[Start Passage shown]
I'm afraid I don't really fall into the quaint English village mystery ideal, much as I watched "Midsomer Murders" in its earlier seasons. To me, murder is easy: it's getting away with it that is hard. Detecting it is even harder, because you start off pitying the corpse and then you start unearthing facts about it and you begin to realize that the person was really a blackguard and he probably deserved very nearly what he got, and then you have to find the murderer, with whom you have begun to sympathize, and you have to turn them over to the law, and you have to watch them hanged. And then you realize that it isn't all happy hunting for clues. People got hurt. People keep getting hurt. Everything is simply wretched, and if it weren't for your infernal desire to ferret out the truth you would have had done with the whole nasty business long ago.
the questions from the tag, which are a little less serious-serious
1. You are writing a mystery novel and decide to base the detective off of one of your writing friends: whom do you choose?
To be an effective detective he or she would have to be based on Abigail, because she is so eminently logical and also because, being a huge fan of Sherlock Holmes, she has “read the right sorts of books.”
2. If you and the best of your writing-blog friends were living out a mystery, which of you would be most likely to end up as the victim?
[End Passage shown]
[Start Provided data]
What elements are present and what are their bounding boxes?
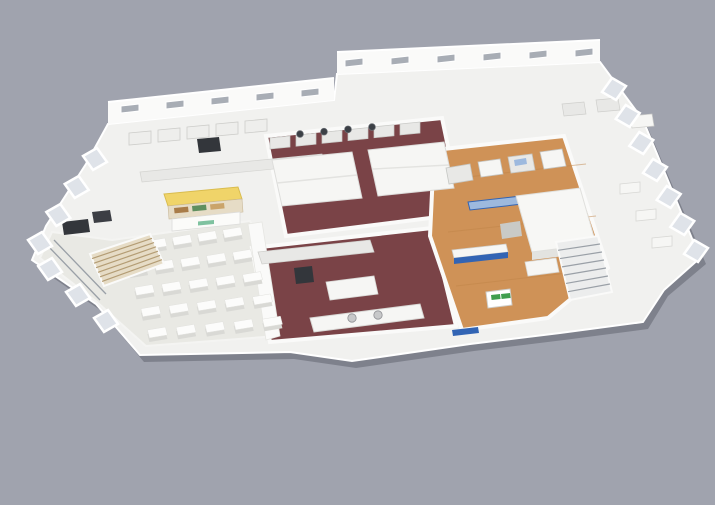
[End Provided data]
## [Stated exercise]
Reproduce the mystery-tag passage above word for word, from start to finish.

## [Final answer]
I'm afraid I don't really fall into the quaint English village mystery ideal, much as I watched "Midsomer Murders" in its earlier seasons. To me, murder is easy: it's getting away with it that is hard. Detecting it is even harder, because you start off pitying the corpse and then you start unearthing facts about it and you begin to realize that the person was really a blackguard and he probably deserved very nearly what he got, and then you have to find the murderer, with whom you have begun to sympathize, and you have to turn them over to the law, and you have to watch them hanged. And then you realize that it isn't all happy hunting for clues. People got hurt. People keep getting hurt. Everything is simply wretched, and if it weren't for your infernal desire to ferret out the truth you would have had done with the whole nasty business long ago.
the questions from the tag, which are a little less serious-serious
1. You are writing a mystery novel and decide to base the detective off of one of your writing friends: whom do you choose?
To be an effective detective he or she would have to be based on Abigail, because she is so eminently logical and also because, being a huge fan of Sherlock Holmes, she has “read the right sorts of books.”
2. If you and the best of your writing-blog friends were living out a mystery, which of you would be most likely to end up as the victim?